## START Provided data

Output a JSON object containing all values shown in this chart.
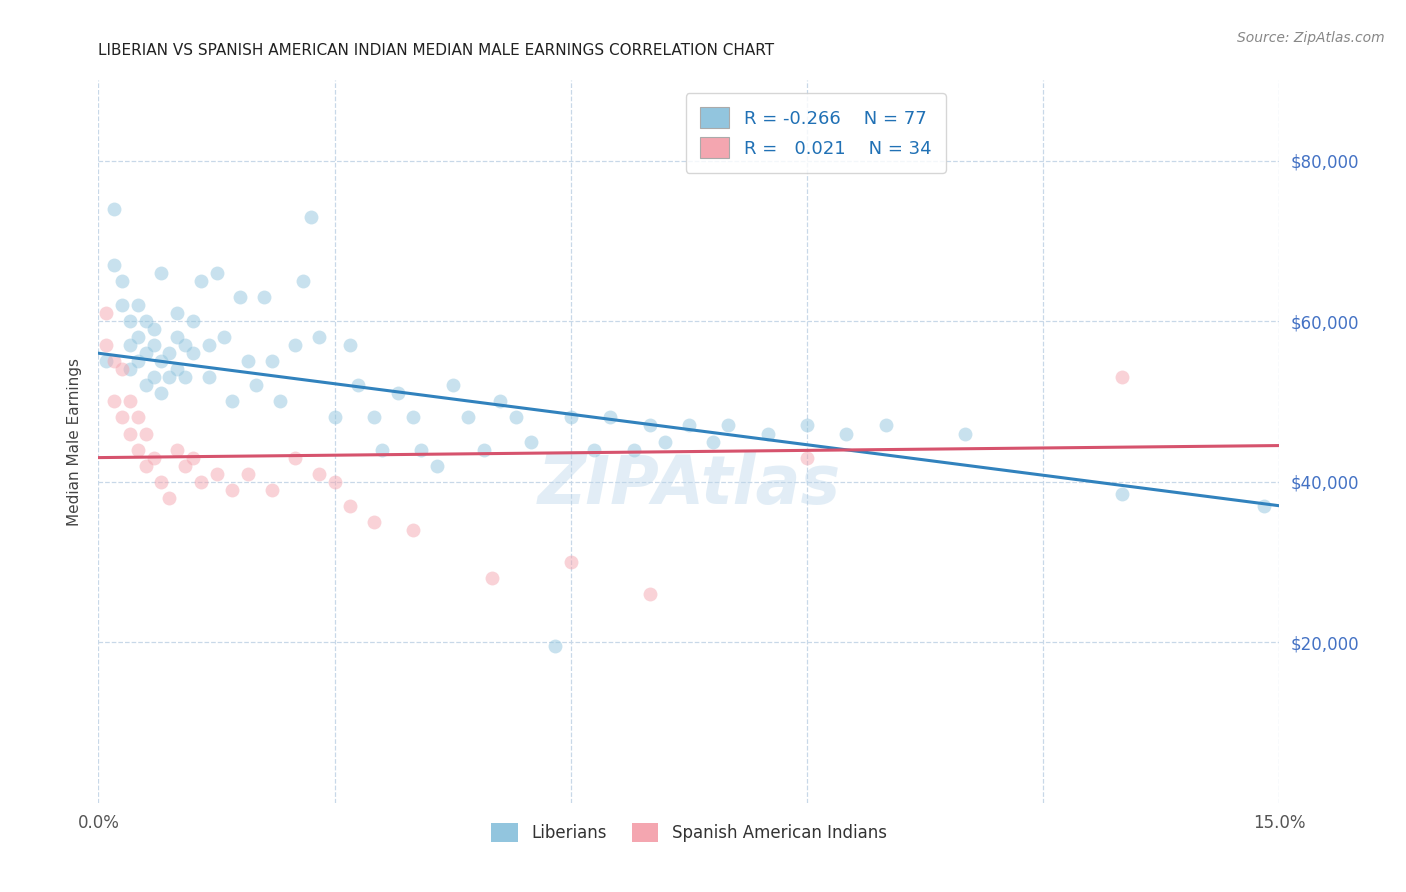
{
  "title": "LIBERIAN VS SPANISH AMERICAN INDIAN MEDIAN MALE EARNINGS CORRELATION CHART",
  "source": "Source: ZipAtlas.com",
  "ylabel": "Median Male Earnings",
  "yticks": [
    20000,
    40000,
    60000,
    80000
  ],
  "ytick_labels": [
    "$20,000",
    "$40,000",
    "$60,000",
    "$80,000"
  ],
  "xmin": 0.0,
  "xmax": 0.15,
  "ymin": 0,
  "ymax": 90000,
  "blue_color": "#92c5de",
  "pink_color": "#f4a6b0",
  "blue_line_color": "#3182bd",
  "pink_line_color": "#d6536d",
  "marker_size": 100,
  "marker_alpha": 0.5,
  "blue_trend_x": [
    0.0,
    0.15
  ],
  "blue_trend_y": [
    56000,
    37000
  ],
  "pink_trend_x": [
    0.0,
    0.15
  ],
  "pink_trend_y": [
    43000,
    44500
  ],
  "grid_color": "#c8d8e8",
  "grid_xticks": [
    0.0,
    0.03,
    0.06,
    0.09,
    0.12,
    0.15
  ],
  "liberian_x": [
    0.001,
    0.002,
    0.002,
    0.003,
    0.003,
    0.004,
    0.004,
    0.004,
    0.005,
    0.005,
    0.005,
    0.006,
    0.006,
    0.006,
    0.007,
    0.007,
    0.007,
    0.008,
    0.008,
    0.008,
    0.009,
    0.009,
    0.01,
    0.01,
    0.01,
    0.011,
    0.011,
    0.012,
    0.012,
    0.013,
    0.014,
    0.014,
    0.015,
    0.016,
    0.017,
    0.018,
    0.019,
    0.02,
    0.021,
    0.022,
    0.023,
    0.025,
    0.026,
    0.027,
    0.028,
    0.03,
    0.032,
    0.033,
    0.035,
    0.036,
    0.038,
    0.04,
    0.041,
    0.043,
    0.045,
    0.047,
    0.049,
    0.051,
    0.053,
    0.055,
    0.058,
    0.06,
    0.063,
    0.065,
    0.068,
    0.07,
    0.072,
    0.075,
    0.078,
    0.08,
    0.085,
    0.09,
    0.095,
    0.1,
    0.11,
    0.13,
    0.148
  ],
  "liberian_y": [
    55000,
    74000,
    67000,
    62000,
    65000,
    57000,
    54000,
    60000,
    62000,
    58000,
    55000,
    60000,
    56000,
    52000,
    57000,
    53000,
    59000,
    55000,
    51000,
    66000,
    56000,
    53000,
    58000,
    54000,
    61000,
    57000,
    53000,
    60000,
    56000,
    65000,
    57000,
    53000,
    66000,
    58000,
    50000,
    63000,
    55000,
    52000,
    63000,
    55000,
    50000,
    57000,
    65000,
    73000,
    58000,
    48000,
    57000,
    52000,
    48000,
    44000,
    51000,
    48000,
    44000,
    42000,
    52000,
    48000,
    44000,
    50000,
    48000,
    45000,
    19500,
    48000,
    44000,
    48000,
    44000,
    47000,
    45000,
    47000,
    45000,
    47000,
    46000,
    47000,
    46000,
    47000,
    46000,
    38500,
    37000
  ],
  "spanish_x": [
    0.001,
    0.001,
    0.002,
    0.002,
    0.003,
    0.003,
    0.004,
    0.004,
    0.005,
    0.005,
    0.006,
    0.006,
    0.007,
    0.008,
    0.009,
    0.01,
    0.011,
    0.012,
    0.013,
    0.015,
    0.017,
    0.019,
    0.022,
    0.025,
    0.028,
    0.03,
    0.032,
    0.035,
    0.04,
    0.05,
    0.06,
    0.07,
    0.09,
    0.13
  ],
  "spanish_y": [
    57000,
    61000,
    55000,
    50000,
    48000,
    54000,
    46000,
    50000,
    44000,
    48000,
    42000,
    46000,
    43000,
    40000,
    38000,
    44000,
    42000,
    43000,
    40000,
    41000,
    39000,
    41000,
    39000,
    43000,
    41000,
    40000,
    37000,
    35000,
    34000,
    28000,
    30000,
    26000,
    43000,
    53000
  ]
}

## END Provided data

Prompt: Copy out the whole listing exactly, and don't carry over any pictures.

Solution to the problem:
Output a JSON object containing all values shown in this chart.
{
  "title": "LIBERIAN VS SPANISH AMERICAN INDIAN MEDIAN MALE EARNINGS CORRELATION CHART",
  "source": "Source: ZipAtlas.com",
  "ylabel": "Median Male Earnings",
  "yticks": [
    20000,
    40000,
    60000,
    80000
  ],
  "ytick_labels": [
    "$20,000",
    "$40,000",
    "$60,000",
    "$80,000"
  ],
  "xmin": 0.0,
  "xmax": 0.15,
  "ymin": 0,
  "ymax": 90000,
  "blue_color": "#92c5de",
  "pink_color": "#f4a6b0",
  "blue_line_color": "#3182bd",
  "pink_line_color": "#d6536d",
  "marker_size": 100,
  "marker_alpha": 0.5,
  "blue_trend_x": [
    0.0,
    0.15
  ],
  "blue_trend_y": [
    56000,
    37000
  ],
  "pink_trend_x": [
    0.0,
    0.15
  ],
  "pink_trend_y": [
    43000,
    44500
  ],
  "grid_color": "#c8d8e8",
  "grid_xticks": [
    0.0,
    0.03,
    0.06,
    0.09,
    0.12,
    0.15
  ],
  "liberian_x": [
    0.001,
    0.002,
    0.002,
    0.003,
    0.003,
    0.004,
    0.004,
    0.004,
    0.005,
    0.005,
    0.005,
    0.006,
    0.006,
    0.006,
    0.007,
    0.007,
    0.007,
    0.008,
    0.008,
    0.008,
    0.009,
    0.009,
    0.01,
    0.01,
    0.01,
    0.011,
    0.011,
    0.012,
    0.012,
    0.013,
    0.014,
    0.014,
    0.015,
    0.016,
    0.017,
    0.018,
    0.019,
    0.02,
    0.021,
    0.022,
    0.023,
    0.025,
    0.026,
    0.027,
    0.028,
    0.03,
    0.032,
    0.033,
    0.035,
    0.036,
    0.038,
    0.04,
    0.041,
    0.043,
    0.045,
    0.047,
    0.049,
    0.051,
    0.053,
    0.055,
    0.058,
    0.06,
    0.063,
    0.065,
    0.068,
    0.07,
    0.072,
    0.075,
    0.078,
    0.08,
    0.085,
    0.09,
    0.095,
    0.1,
    0.11,
    0.13,
    0.148
  ],
  "liberian_y": [
    55000,
    74000,
    67000,
    62000,
    65000,
    57000,
    54000,
    60000,
    62000,
    58000,
    55000,
    60000,
    56000,
    52000,
    57000,
    53000,
    59000,
    55000,
    51000,
    66000,
    56000,
    53000,
    58000,
    54000,
    61000,
    57000,
    53000,
    60000,
    56000,
    65000,
    57000,
    53000,
    66000,
    58000,
    50000,
    63000,
    55000,
    52000,
    63000,
    55000,
    50000,
    57000,
    65000,
    73000,
    58000,
    48000,
    57000,
    52000,
    48000,
    44000,
    51000,
    48000,
    44000,
    42000,
    52000,
    48000,
    44000,
    50000,
    48000,
    45000,
    19500,
    48000,
    44000,
    48000,
    44000,
    47000,
    45000,
    47000,
    45000,
    47000,
    46000,
    47000,
    46000,
    47000,
    46000,
    38500,
    37000
  ],
  "spanish_x": [
    0.001,
    0.001,
    0.002,
    0.002,
    0.003,
    0.003,
    0.004,
    0.004,
    0.005,
    0.005,
    0.006,
    0.006,
    0.007,
    0.008,
    0.009,
    0.01,
    0.011,
    0.012,
    0.013,
    0.015,
    0.017,
    0.019,
    0.022,
    0.025,
    0.028,
    0.03,
    0.032,
    0.035,
    0.04,
    0.05,
    0.06,
    0.07,
    0.09,
    0.13
  ],
  "spanish_y": [
    57000,
    61000,
    55000,
    50000,
    48000,
    54000,
    46000,
    50000,
    44000,
    48000,
    42000,
    46000,
    43000,
    40000,
    38000,
    44000,
    42000,
    43000,
    40000,
    41000,
    39000,
    41000,
    39000,
    43000,
    41000,
    40000,
    37000,
    35000,
    34000,
    28000,
    30000,
    26000,
    43000,
    53000
  ]
}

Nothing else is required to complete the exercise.